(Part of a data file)
-- -- --

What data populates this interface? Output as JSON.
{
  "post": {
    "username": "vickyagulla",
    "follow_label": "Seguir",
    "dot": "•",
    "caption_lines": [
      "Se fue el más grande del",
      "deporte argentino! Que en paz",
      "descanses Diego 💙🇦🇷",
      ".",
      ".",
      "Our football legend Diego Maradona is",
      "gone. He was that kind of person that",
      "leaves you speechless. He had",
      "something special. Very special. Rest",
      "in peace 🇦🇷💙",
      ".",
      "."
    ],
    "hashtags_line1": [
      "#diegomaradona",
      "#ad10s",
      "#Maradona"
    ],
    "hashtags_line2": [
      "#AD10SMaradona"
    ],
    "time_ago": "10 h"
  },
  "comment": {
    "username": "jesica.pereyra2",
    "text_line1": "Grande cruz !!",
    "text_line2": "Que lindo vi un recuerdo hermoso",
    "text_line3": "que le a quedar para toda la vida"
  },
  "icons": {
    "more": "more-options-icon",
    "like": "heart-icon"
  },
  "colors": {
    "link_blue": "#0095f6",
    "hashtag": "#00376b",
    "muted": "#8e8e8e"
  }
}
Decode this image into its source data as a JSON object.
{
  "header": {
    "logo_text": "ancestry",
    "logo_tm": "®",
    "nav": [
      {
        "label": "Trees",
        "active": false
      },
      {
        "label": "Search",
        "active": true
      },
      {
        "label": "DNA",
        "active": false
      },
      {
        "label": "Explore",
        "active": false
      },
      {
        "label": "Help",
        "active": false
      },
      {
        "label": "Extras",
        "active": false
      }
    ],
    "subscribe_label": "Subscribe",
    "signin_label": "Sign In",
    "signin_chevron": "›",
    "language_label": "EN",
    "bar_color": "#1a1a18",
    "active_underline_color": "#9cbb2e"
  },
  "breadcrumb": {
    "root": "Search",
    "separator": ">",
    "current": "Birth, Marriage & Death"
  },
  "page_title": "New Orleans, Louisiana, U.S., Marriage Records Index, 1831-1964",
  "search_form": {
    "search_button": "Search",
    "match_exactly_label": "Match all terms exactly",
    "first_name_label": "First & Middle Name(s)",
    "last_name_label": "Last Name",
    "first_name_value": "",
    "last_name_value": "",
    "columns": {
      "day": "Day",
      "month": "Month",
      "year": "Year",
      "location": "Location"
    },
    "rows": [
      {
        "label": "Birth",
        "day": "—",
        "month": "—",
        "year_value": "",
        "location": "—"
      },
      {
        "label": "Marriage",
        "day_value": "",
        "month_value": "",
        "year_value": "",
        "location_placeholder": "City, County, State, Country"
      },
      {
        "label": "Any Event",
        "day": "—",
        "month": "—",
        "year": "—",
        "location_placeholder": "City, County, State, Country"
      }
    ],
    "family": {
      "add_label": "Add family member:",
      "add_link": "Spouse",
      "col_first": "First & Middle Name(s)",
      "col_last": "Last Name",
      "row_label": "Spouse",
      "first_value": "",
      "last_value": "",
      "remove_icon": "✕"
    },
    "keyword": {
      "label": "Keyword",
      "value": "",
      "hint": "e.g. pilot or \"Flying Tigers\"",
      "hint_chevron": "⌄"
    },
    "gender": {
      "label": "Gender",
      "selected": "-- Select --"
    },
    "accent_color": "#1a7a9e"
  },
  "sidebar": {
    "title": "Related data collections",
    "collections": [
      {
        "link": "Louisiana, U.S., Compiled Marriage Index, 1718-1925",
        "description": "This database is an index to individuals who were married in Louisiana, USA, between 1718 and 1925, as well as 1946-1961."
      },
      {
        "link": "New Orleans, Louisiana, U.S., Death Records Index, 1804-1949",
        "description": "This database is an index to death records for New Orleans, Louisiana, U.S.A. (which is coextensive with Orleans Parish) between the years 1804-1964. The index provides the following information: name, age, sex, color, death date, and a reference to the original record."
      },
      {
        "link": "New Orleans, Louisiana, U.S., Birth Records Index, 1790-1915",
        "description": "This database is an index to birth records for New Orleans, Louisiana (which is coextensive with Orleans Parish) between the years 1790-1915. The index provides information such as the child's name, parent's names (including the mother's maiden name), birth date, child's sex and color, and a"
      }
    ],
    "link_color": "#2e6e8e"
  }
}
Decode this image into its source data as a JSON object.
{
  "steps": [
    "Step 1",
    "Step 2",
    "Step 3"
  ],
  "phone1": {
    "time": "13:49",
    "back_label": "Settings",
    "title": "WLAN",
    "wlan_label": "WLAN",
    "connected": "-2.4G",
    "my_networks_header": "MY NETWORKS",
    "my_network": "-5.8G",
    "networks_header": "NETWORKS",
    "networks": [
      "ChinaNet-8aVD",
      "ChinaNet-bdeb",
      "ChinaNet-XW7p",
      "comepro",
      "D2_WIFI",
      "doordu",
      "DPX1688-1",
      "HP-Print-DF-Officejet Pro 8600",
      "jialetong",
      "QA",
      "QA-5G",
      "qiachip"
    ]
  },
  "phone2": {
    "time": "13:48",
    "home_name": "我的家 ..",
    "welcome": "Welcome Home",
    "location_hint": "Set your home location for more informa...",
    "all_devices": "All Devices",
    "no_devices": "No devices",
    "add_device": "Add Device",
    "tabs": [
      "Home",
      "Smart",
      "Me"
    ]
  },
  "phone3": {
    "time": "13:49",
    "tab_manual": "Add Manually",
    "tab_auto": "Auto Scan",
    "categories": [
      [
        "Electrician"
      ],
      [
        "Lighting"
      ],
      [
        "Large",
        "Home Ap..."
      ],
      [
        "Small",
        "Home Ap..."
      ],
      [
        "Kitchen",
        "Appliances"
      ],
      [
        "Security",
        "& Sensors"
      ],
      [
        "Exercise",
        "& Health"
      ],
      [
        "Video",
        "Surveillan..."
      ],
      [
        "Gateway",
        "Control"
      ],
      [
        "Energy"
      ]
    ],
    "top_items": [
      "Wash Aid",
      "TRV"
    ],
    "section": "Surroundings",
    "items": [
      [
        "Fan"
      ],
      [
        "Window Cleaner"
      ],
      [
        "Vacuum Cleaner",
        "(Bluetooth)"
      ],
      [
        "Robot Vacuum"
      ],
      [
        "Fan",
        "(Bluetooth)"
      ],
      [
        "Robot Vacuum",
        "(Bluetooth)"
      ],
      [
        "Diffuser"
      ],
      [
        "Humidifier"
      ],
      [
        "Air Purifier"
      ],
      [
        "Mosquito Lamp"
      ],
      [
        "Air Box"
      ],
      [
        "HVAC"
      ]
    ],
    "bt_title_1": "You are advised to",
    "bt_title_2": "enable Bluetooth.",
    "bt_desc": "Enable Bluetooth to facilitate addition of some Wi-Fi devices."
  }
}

-- -- --

=== SHORT EXERCISE ===
Copy each line above that contains the word "ChinaNet".

=== ANSWER TO THE TASK ===
      "ChinaNet-8aVD",
      "ChinaNet-bdeb",
      "ChinaNet-XW7p",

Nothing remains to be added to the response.